Dataset entries:
[Start]
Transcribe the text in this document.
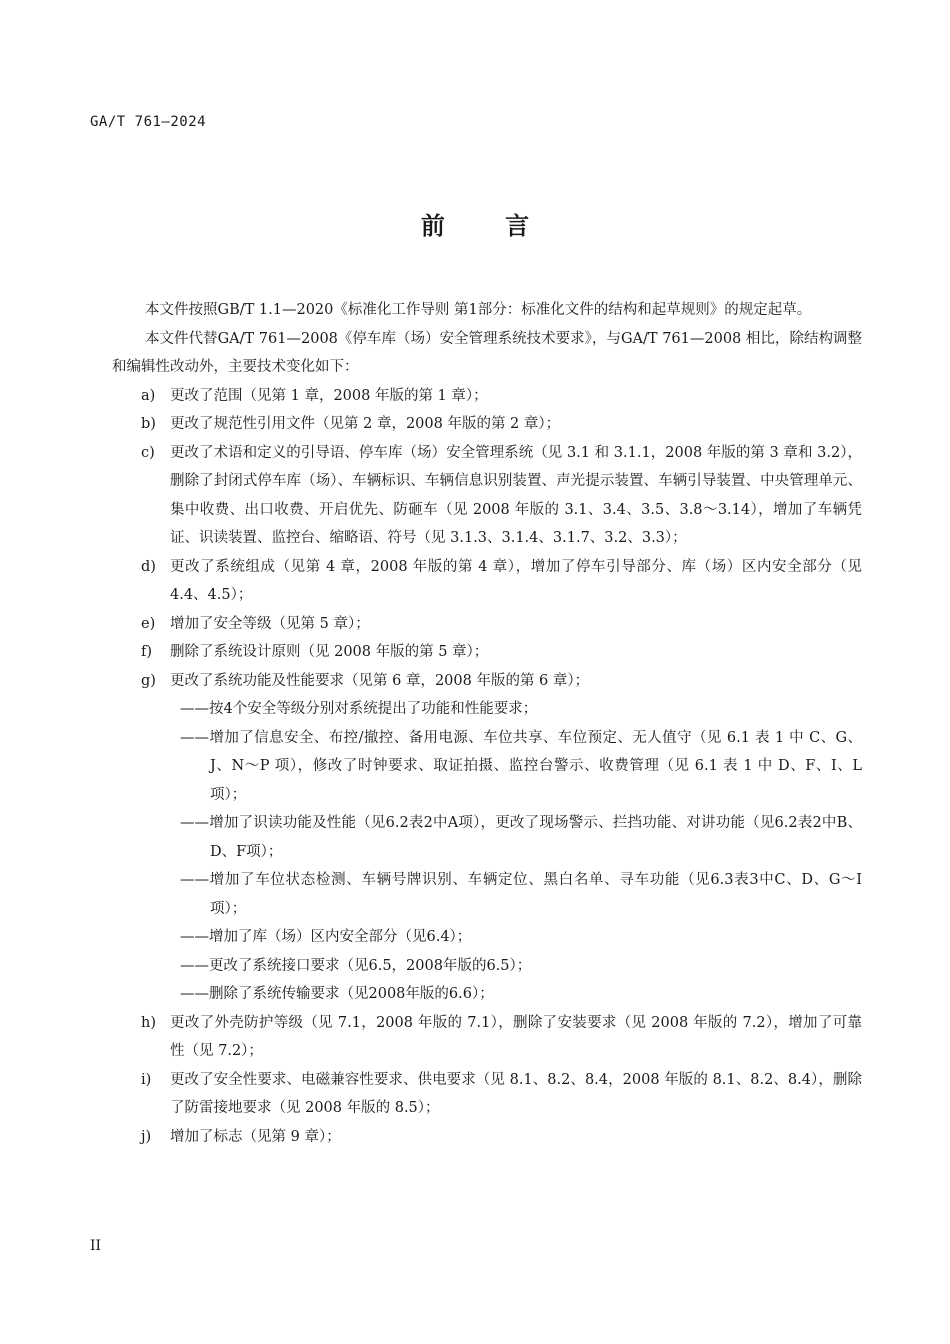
GA/T 761—2024
前 言

本文件按照GB/T 1.1—2020《标准化工作导则 第1部分：标准化文件的结构和起草规则》的规定起草。

本文件代替GA/T 761—2008《停车库（场）安全管理系统技术要求》，与GA/T 761—2008 相比，除结构调整和编辑性改动外，主要技术变化如下：

a) 更改了范围（见第 1 章，2008 年版的第 1 章）；
b) 更改了规范性引用文件（见第 2 章，2008 年版的第 2 章）；
c) 更改了术语和定义的引导语、停车库（场）安全管理系统（见 3.1 和 3.1.1，2008 年版的第 3 章和 3.2），删除了封闭式停车库（场）、车辆标识、车辆信息识别装置、声光提示装置、车辆引导装置、中央管理单元、集中收费、出口收费、开启优先、防砸车（见 2008 年版的 3.1、3.4、3.5、3.8～3.14），增加了车辆凭证、识读装置、监控台、缩略语、符号（见 3.1.3、3.1.4、3.1.7、3.2、3.3）；
d) 更改了系统组成（见第 4 章，2008 年版的第 4 章），增加了停车引导部分、库（场）区内安全部分（见 4.4、4.5）；
e) 增加了安全等级（见第 5 章）；
f) 删除了系统设计原则（见 2008 年版的第 5 章）；
g) 更改了系统功能及性能要求（见第 6 章，2008 年版的第 6 章）；

——按4个安全等级分别对系统提出了功能和性能要求；

——增加了信息安全、布控/撤控、备用电源、车位共享、车位预定、无人值守（见 6.1 表 1 中 C、G、J、N～P 项），修改了时钟要求、取证拍摄、监控台警示、收费管理（见 6.1 表 1 中 D、F、I、L 项）；

——增加了识读功能及性能（见6.2表2中A项），更改了现场警示、拦挡功能、对讲功能（见6.2表2中B、D、F项）；

——增加了车位状态检测、车辆号牌识别、车辆定位、黑白名单、寻车功能（见6.3表3中C、D、G～I项）；

——增加了库（场）区内安全部分（见6.4）；

——更改了系统接口要求（见6.5，2008年版的6.5）；

——删除了系统传输要求（见2008年版的6.6）；

h) 更改了外壳防护等级（见 7.1，2008 年版的 7.1），删除了安装要求（见 2008 年版的 7.2），增加了可靠性（见 7.2）；
i) 更改了安全性要求、电磁兼容性要求、供电要求（见 8.1、8.2、8.4，2008 年版的 8.1、8.2、8.4），删除了防雷接地要求（见 2008 年版的 8.5）；
j) 增加了标志（见第 9 章）；
II
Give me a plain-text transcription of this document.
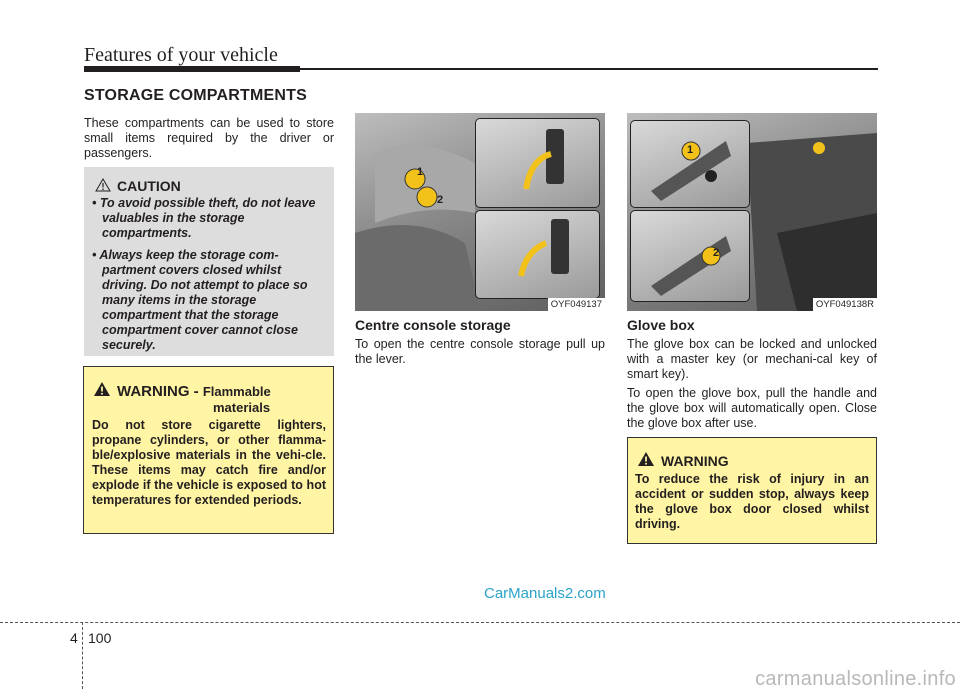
Features of your vehicle
STORAGE COMPARTMENTS
These compartments can be used to store small items required by the driver or passengers.
CAUTION
• To avoid possible theft, do not leave valuables in the storage compartments.
• Always keep the storage com-partment covers closed whilst driving. Do not attempt to place so many items in the storage compartment that the storage compartment cover cannot close securely.
WARNING - Flammable
materials
Do not store cigarette lighters, propane cylinders, or other flamma-ble/explosive materials in the vehi-cle. These items may catch fire and/or explode if the vehicle is exposed to hot temperatures for extended periods.
1
2
OYF049137
1
2
OYF049138R
Centre console storage
To open the centre console storage pull up the lever.
Glove box

The glove box can be locked and unlocked with a master key (or mechani-cal key of smart key).

To open the glove box, pull the handle and the glove box will automatically open. Close the glove box after use.

WARNING
To reduce the risk of injury in an accident or sudden stop, always keep the glove box door closed whilst driving.
CarManuals2.com
4 100
carmanualsonline.info
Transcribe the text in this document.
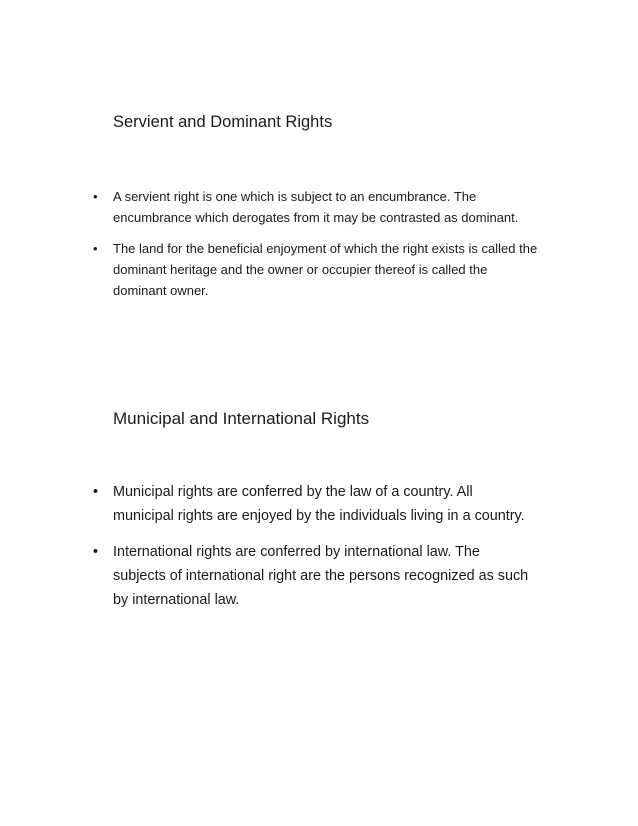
Servient and Dominant Rights
• A servient right is one which is subject to an encumbrance. The
encumbrance which derogates from it may be contrasted as dominant.
• The land for the beneficial enjoyment of which the right exists is called the
dominant heritage and the owner or occupier thereof is called the
dominant owner.
Municipal and International Rights
• Municipal rights are conferred by the law of a country. All
municipal rights are enjoyed by the individuals living in a country.
• International rights are conferred by international law. The
subjects of international right are the persons recognized as such
by international law.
[End]
**Objective**
All of the data needs repeating exactly, but the pictures do not.

**Result**
Transcribe the text in this document.
GA/T 761—2024
前 言

本文件按照GB/T 1.1—2020《标准化工作导则 第1部分：标准化文件的结构和起草规则》的规定起草。

本文件代替GA/T 761—2008《停车库（场）安全管理系统技术要求》，与GA/T 761—2008 相比，除结构调整和编辑性改动外，主要技术变化如下：

a) 更改了范围（见第 1 章，2008 年版的第 1 章）；
b) 更改了规范性引用文件（见第 2 章，2008 年版的第 2 章）；
c) 更改了术语和定义的引导语、停车库（场）安全管理系统（见 3.1 和 3.1.1，2008 年版的第 3 章和 3.2），删除了封闭式停车库（场）、车辆标识、车辆信息识别装置、声光提示装置、车辆引导装置、中央管理单元、集中收费、出口收费、开启优先、防砸车（见 2008 年版的 3.1、3.4、3.5、3.8～3.14），增加了车辆凭证、识读装置、监控台、缩略语、符号（见 3.1.3、3.1.4、3.1.7、3.2、3.3）；
d) 更改了系统组成（见第 4 章，2008 年版的第 4 章），增加了停车引导部分、库（场）区内安全部分（见 4.4、4.5）；
e) 增加了安全等级（见第 5 章）；
f) 删除了系统设计原则（见 2008 年版的第 5 章）；
g) 更改了系统功能及性能要求（见第 6 章，2008 年版的第 6 章）；

——按4个安全等级分别对系统提出了功能和性能要求；

——增加了信息安全、布控/撤控、备用电源、车位共享、车位预定、无人值守（见 6.1 表 1 中 C、G、J、N～P 项），修改了时钟要求、取证拍摄、监控台警示、收费管理（见 6.1 表 1 中 D、F、I、L 项）；

——增加了识读功能及性能（见6.2表2中A项），更改了现场警示、拦挡功能、对讲功能（见6.2表2中B、D、F项）；

——增加了车位状态检测、车辆号牌识别、车辆定位、黑白名单、寻车功能（见6.3表3中C、D、G～I项）；

——增加了库（场）区内安全部分（见6.4）；

——更改了系统接口要求（见6.5，2008年版的6.5）；

——删除了系统传输要求（见2008年版的6.6）；

h) 更改了外壳防护等级（见 7.1，2008 年版的 7.1），删除了安装要求（见 2008 年版的 7.2），增加了可靠性（见 7.2）；
i) 更改了安全性要求、电磁兼容性要求、供电要求（见 8.1、8.2、8.4，2008 年版的 8.1、8.2、8.4），删除了防雷接地要求（见 2008 年版的 8.5）；
j) 增加了标志（见第 9 章）；
II
Give me a plain-text transcription of this document.
Features of your vehicle
STORAGE COMPARTMENTS
These compartments can be used to store small items required by the driver or passengers.
CAUTION
• To avoid possible theft, do not leave valuables in the storage compartments.
• Always keep the storage com-partment covers closed whilst driving. Do not attempt to place so many items in the storage compartment that the storage compartment cover cannot close securely.
WARNING - Flammable
materials
Do not store cigarette lighters, propane cylinders, or other flamma-ble/explosive materials in the vehi-cle. These items may catch fire and/or explode if the vehicle is exposed to hot temperatures for extended periods.
1
2
OYF049137
1
2
OYF049138R
Centre console storage
To open the centre console storage pull up the lever.
Glove box

The glove box can be locked and unlocked with a master key (or mechani-cal key of smart key).

To open the glove box, pull the handle and the glove box will automatically open. Close the glove box after use.

WARNING
To reduce the risk of injury in an accident or sudden stop, always keep the glove box door closed whilst driving.
CarManuals2.com
4 100
carmanualsonline.info
Transcribe the text in this document.
Servient and Dominant Rights
• A servient right is one which is subject to an encumbrance. The
encumbrance which derogates from it may be contrasted as dominant.
• The land for the beneficial enjoyment of which the right exists is called the
dominant heritage and the owner or occupier thereof is called the
dominant owner.
Municipal and International Rights
• Municipal rights are conferred by the law of a country. All
municipal rights are enjoyed by the individuals living in a country.
• International rights are conferred by international law. The
subjects of international right are the persons recognized as such
by international law.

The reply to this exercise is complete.